What is needed: The answer must be every line of the data that holds the word "Gerontology".

[Stored items from a collection]

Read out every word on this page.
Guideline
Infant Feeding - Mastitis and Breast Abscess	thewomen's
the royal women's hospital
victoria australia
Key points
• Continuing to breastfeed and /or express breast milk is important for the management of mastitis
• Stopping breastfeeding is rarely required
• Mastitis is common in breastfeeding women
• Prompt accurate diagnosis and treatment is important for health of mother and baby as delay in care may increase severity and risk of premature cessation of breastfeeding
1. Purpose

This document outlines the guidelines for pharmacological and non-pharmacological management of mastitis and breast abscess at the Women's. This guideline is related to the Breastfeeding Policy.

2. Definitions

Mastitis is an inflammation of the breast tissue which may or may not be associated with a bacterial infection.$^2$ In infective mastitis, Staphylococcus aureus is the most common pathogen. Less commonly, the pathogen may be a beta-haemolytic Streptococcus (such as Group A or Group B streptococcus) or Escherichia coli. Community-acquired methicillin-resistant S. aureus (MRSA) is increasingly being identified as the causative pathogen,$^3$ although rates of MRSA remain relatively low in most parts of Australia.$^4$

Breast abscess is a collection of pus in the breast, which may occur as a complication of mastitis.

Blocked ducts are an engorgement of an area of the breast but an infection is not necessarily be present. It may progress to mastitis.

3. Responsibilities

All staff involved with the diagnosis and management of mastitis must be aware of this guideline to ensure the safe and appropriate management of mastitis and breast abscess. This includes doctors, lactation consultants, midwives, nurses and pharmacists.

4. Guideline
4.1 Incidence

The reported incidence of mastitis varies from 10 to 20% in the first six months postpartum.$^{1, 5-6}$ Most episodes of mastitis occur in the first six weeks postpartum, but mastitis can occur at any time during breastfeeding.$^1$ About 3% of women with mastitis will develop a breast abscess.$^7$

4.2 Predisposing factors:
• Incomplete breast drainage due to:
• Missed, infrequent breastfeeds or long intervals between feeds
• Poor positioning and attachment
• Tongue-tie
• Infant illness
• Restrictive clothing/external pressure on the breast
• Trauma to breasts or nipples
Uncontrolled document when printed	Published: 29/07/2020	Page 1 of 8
...
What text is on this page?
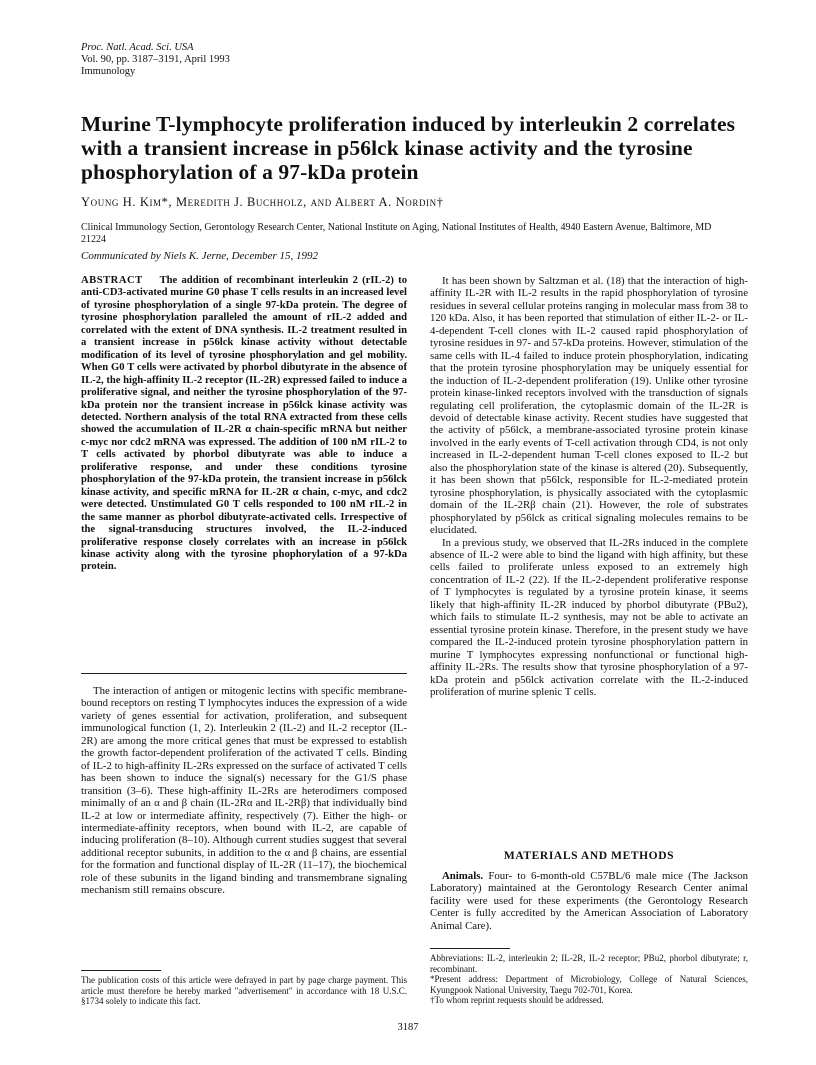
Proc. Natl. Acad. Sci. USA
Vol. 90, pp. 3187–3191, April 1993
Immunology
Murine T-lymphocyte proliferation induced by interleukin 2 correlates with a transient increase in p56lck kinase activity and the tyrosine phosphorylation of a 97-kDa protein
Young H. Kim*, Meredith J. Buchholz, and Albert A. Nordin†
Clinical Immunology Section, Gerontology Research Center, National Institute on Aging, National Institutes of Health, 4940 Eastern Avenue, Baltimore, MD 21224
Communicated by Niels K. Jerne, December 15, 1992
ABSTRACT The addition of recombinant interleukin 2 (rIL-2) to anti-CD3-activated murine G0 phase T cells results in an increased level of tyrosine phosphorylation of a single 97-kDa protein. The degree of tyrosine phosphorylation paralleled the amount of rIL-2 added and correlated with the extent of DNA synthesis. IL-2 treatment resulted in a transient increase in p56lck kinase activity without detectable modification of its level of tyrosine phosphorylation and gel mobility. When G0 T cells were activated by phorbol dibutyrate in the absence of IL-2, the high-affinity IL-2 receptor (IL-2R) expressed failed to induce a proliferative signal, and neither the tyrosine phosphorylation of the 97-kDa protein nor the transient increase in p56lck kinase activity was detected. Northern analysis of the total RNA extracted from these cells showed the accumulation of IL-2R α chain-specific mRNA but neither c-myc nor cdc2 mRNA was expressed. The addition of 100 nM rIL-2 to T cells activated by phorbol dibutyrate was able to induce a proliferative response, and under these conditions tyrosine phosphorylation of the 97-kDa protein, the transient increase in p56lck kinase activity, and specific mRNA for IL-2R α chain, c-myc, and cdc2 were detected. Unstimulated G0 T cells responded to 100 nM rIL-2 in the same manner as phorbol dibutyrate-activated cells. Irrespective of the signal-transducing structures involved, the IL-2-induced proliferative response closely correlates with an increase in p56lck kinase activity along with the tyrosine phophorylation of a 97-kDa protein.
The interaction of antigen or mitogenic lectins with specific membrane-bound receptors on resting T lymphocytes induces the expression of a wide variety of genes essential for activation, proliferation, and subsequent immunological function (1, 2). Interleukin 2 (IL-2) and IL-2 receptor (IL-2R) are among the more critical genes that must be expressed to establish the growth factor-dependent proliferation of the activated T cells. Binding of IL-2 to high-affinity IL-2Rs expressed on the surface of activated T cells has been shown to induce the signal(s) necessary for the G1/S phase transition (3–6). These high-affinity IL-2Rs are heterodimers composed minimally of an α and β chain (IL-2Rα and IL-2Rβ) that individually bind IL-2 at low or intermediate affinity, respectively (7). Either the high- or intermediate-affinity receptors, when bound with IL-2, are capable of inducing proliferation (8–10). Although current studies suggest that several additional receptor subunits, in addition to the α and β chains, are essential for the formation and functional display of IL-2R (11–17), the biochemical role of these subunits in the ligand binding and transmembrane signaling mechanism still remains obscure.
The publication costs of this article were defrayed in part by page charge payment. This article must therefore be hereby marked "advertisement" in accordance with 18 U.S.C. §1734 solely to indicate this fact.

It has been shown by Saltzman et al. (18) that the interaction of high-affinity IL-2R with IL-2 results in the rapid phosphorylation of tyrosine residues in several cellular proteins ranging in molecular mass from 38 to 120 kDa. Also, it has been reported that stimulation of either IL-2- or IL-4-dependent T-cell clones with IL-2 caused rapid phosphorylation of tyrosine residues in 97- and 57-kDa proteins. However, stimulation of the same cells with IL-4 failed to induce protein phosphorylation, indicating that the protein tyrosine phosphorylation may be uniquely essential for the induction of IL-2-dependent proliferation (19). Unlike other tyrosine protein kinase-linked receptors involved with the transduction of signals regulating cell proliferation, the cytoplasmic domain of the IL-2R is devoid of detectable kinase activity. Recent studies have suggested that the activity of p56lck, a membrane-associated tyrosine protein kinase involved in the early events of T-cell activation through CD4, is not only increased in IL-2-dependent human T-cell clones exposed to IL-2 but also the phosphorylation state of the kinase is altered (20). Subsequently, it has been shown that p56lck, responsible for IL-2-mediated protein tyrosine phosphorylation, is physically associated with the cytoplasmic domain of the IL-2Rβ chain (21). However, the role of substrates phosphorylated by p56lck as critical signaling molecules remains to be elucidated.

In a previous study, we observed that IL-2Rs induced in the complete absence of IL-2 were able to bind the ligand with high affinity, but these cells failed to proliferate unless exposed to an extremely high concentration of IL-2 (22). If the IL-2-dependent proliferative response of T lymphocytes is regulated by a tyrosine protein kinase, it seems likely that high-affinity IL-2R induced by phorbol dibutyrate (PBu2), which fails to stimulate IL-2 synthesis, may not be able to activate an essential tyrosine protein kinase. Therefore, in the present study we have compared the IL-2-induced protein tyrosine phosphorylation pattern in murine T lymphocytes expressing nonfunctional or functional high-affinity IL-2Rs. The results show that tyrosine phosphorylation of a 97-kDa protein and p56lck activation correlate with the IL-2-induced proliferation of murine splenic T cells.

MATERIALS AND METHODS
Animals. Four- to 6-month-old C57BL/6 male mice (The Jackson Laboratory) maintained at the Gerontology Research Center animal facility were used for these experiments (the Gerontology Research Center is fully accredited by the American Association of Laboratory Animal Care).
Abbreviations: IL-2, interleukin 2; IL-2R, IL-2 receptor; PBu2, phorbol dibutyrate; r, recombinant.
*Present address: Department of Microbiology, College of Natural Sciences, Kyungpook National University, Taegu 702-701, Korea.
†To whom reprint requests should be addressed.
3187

Response to this exercise:
Clinical Immunology Section, Gerontology Research Center, National Institute on Aging, National Institutes of Health, 4940 Eastern Avenue, Baltimore, MD 21224
Animals. Four- to 6-month-old C57BL/6 male mice (The Jackson Laboratory) maintained at the Gerontology Research Center animal facility were used for these experiments (the Gerontology Research Center is fully accredited by the American Association of Laboratory Animal Care).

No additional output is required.